# Set exercise
Transcribe all of the records word for word, but omit the pictures.

Source data
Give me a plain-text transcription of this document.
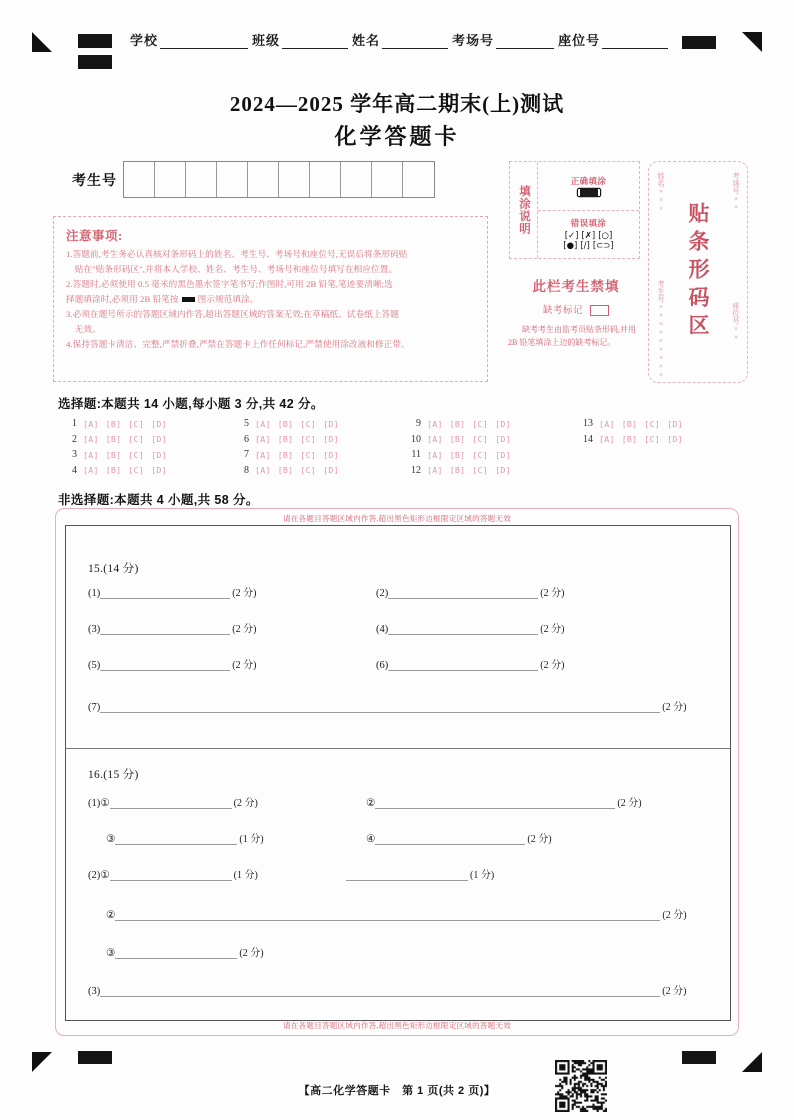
学校	班级	姓名	考场号	座位号
2024—2025 学年高二期末(上)测试
化学答题卡
考生号
注意事项:
1.答题前,考生务必认真核对条形码上的姓名、考生号、考场号和座位号,无误后将条形码贴
　贴在"贴条形码区",并将本人学校、姓名、考生号、考场号和座位号填写在相应位置。
2.答题时,必须使用 0.5 毫米的黑色墨水签字笔书写;作图时,可用 2B 铅笔,笔迹要清晰;选
择题填涂时,必须用 2B 铅笔按 图示规范填涂。
3.必须在题号所示的答题区域内作答,超出答题区域的答案无效;在草稿纸、试卷纸上答题
　无效。
4.保持答题卡清洁、完整,严禁折叠,严禁在答题卡上作任何标记,严禁使用涂改液和修正带。
填涂说明
正确填涂
错误填涂
[✓] [✗] [○]
[●] [/] [⊂⊃]
此栏考生禁填
缺考标记
缺考考生由监考员贴条形码,并用 2B 铅笔填涂上边的缺考标记。
贴条形码区
考场号××
姓名×××
考生号×××××××××	座位号××
选择题:本题共 14 小题,每小题 3 分,共 42 分。
1 [A] [B] [C] [D]
2 [A] [B] [C] [D]
3 [A] [B] [C] [D]
4 [A] [B] [C] [D]
5 [A] [B] [C] [D]
6 [A] [B] [C] [D]
7 [A] [B] [C] [D]
8 [A] [B] [C] [D]
9 [A] [B] [C] [D]
10 [A] [B] [C] [D]
11 [A] [B] [C] [D]
12 [A] [B] [C] [D]
13 [A] [B] [C] [D]
14 [A] [B] [C] [D]
非选择题:本题共 4 小题,共 58 分。
请在各题目答题区域内作答,超出黑色矩形边框限定区域的答题无效
请在各题目答题区域内作答,超出黑色矩形边框限定区域的答题无效
15.(14 分)
(1)	(2 分)	(2)	(2 分)
(3)	(2 分)	(4)	(2 分)
(5)	(2 分)	(6)	(2 分)
(7)	(2 分)
16.(15 分)
(1)①	(2 分)	②	(2 分)
③	(1 分)	④	(2 分)
(2)①	(1 分)	(1 分)
②	(2 分)
③	(2 分)
(3)	(2 分)
【高二化学答题卡　第 1 页(共 2 页)】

# Response to this exercise
Give me a plain-text transcription of this document.
学校	班级	姓名	考场号	座位号
2024—2025 学年高二期末(上)测试
化学答题卡
考生号
注意事项:
1.答题前,考生务必认真核对条形码上的姓名、考生号、考场号和座位号,无误后将条形码贴
　贴在"贴条形码区",并将本人学校、姓名、考生号、考场号和座位号填写在相应位置。
2.答题时,必须使用 0.5 毫米的黑色墨水签字笔书写;作图时,可用 2B 铅笔,笔迹要清晰;选
择题填涂时,必须用 2B 铅笔按 图示规范填涂。
3.必须在题号所示的答题区域内作答,超出答题区域的答案无效;在草稿纸、试卷纸上答题
　无效。
4.保持答题卡清洁、完整,严禁折叠,严禁在答题卡上作任何标记,严禁使用涂改液和修正带。
填涂说明
正确填涂
错误填涂
[✓] [✗] [○]
[●] [/] [⊂⊃]
此栏考生禁填
缺考标记
缺考考生由监考员贴条形码,并用 2B 铅笔填涂上边的缺考标记。
贴条形码区
考场号××
姓名×××
考生号×××××××××	座位号××
选择题:本题共 14 小题,每小题 3 分,共 42 分。
1 [A] [B] [C] [D]
2 [A] [B] [C] [D]
3 [A] [B] [C] [D]
4 [A] [B] [C] [D]
5 [A] [B] [C] [D]
6 [A] [B] [C] [D]
7 [A] [B] [C] [D]
8 [A] [B] [C] [D]
9 [A] [B] [C] [D]
10 [A] [B] [C] [D]
11 [A] [B] [C] [D]
12 [A] [B] [C] [D]
13 [A] [B] [C] [D]
14 [A] [B] [C] [D]
非选择题:本题共 4 小题,共 58 分。
请在各题目答题区域内作答,超出黑色矩形边框限定区域的答题无效
请在各题目答题区域内作答,超出黑色矩形边框限定区域的答题无效
15.(14 分)
(1)	(2 分)	(2)	(2 分)
(3)	(2 分)	(4)	(2 分)
(5)	(2 分)	(6)	(2 分)
(7)	(2 分)
16.(15 分)
(1)①	(2 分)	②	(2 分)
③	(1 分)	④	(2 分)
(2)①	(1 分)	(1 分)
②	(2 分)
③	(2 分)
(3)	(2 分)
【高二化学答题卡　第 1 页(共 2 页)】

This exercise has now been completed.